RAW RECORDS:

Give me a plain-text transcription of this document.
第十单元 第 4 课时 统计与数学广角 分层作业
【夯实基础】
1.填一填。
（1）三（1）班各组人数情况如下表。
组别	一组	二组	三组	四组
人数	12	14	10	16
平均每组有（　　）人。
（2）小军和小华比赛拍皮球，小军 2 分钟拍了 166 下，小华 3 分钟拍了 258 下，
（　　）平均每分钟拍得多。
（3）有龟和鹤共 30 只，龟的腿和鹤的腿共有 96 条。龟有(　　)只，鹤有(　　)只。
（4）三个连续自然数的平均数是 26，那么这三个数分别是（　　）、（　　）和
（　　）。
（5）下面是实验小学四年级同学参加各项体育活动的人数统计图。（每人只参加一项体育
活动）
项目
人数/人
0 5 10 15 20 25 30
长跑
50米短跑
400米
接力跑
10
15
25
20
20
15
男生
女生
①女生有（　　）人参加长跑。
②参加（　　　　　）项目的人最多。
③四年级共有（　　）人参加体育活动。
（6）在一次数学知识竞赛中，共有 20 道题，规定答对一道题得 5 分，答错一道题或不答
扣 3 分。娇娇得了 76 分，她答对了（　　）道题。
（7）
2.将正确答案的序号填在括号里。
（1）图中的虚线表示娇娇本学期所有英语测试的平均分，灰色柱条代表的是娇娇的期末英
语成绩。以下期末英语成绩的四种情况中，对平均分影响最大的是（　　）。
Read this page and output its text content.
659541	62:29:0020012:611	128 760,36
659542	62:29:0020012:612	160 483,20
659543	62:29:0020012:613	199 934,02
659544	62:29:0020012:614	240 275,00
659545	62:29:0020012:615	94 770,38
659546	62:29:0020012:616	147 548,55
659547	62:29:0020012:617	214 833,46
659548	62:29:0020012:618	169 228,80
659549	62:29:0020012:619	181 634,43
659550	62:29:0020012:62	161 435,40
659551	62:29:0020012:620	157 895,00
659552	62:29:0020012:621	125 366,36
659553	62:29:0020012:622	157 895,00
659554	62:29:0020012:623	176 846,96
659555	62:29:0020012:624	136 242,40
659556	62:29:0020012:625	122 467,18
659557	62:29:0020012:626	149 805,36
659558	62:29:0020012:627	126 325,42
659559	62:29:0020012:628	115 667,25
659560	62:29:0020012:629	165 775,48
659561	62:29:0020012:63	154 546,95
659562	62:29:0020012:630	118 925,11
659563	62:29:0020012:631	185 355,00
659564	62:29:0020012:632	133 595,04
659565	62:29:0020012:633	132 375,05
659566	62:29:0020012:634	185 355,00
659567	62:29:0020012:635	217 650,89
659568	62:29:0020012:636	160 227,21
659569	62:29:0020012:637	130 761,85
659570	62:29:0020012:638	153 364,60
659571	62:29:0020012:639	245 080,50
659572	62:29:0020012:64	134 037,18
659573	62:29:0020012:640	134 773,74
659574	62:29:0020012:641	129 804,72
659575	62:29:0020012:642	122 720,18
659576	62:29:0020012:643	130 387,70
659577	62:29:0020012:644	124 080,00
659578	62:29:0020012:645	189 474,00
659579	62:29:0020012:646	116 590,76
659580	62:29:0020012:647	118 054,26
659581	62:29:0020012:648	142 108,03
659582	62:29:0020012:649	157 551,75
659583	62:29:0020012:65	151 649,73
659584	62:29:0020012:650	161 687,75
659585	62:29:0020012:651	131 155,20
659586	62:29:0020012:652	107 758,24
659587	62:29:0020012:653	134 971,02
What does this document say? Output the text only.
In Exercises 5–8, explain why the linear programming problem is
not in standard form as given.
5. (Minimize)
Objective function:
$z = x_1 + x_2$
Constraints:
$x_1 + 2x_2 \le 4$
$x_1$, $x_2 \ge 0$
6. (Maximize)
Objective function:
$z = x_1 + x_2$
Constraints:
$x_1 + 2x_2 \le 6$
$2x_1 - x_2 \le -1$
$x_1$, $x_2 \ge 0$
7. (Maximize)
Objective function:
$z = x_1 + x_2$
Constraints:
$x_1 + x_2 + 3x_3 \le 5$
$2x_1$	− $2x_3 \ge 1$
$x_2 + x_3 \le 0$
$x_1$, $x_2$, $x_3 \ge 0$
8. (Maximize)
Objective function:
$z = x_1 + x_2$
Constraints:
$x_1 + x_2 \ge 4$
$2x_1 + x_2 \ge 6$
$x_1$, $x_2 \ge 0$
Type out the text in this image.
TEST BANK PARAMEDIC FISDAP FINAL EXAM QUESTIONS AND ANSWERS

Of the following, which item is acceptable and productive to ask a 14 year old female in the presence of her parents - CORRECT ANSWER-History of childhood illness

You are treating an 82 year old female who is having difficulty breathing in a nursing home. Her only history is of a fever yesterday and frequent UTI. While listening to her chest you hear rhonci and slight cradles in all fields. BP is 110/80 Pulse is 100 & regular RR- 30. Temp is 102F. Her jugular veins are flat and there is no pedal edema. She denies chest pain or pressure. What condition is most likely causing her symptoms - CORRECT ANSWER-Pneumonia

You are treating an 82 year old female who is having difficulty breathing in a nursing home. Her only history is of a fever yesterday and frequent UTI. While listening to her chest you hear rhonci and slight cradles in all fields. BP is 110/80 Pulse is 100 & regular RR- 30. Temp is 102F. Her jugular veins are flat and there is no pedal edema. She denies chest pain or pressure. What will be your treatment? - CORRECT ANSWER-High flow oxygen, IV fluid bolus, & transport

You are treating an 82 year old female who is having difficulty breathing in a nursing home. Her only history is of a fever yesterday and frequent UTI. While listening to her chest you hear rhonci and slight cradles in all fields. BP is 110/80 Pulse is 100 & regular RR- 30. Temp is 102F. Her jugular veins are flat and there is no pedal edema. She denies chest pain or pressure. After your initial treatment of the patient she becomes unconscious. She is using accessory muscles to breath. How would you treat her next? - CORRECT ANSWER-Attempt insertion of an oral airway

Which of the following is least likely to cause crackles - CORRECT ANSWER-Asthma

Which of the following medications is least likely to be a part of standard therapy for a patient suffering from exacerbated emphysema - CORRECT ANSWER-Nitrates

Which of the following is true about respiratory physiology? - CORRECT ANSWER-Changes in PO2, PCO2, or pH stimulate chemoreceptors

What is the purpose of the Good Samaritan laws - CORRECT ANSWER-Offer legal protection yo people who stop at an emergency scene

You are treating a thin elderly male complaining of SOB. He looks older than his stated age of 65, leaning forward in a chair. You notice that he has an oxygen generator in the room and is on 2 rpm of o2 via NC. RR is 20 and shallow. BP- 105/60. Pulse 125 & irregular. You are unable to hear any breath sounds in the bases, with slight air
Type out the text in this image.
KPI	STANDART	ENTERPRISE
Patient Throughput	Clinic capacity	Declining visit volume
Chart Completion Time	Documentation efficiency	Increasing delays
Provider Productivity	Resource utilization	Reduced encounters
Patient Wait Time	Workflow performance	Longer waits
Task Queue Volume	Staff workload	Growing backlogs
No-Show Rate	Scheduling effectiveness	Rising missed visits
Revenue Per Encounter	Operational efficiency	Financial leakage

TASK TO CARRY OUT:
Copy each line of the listing that contains the string "standard".

RESPONSE TO THIS TASK:
not in standard form as given.
Which of the following medications is least likely to be a part of standard therapy for a patient suffering from exacerbated emphysema - CORRECT ANSWER-Nitrates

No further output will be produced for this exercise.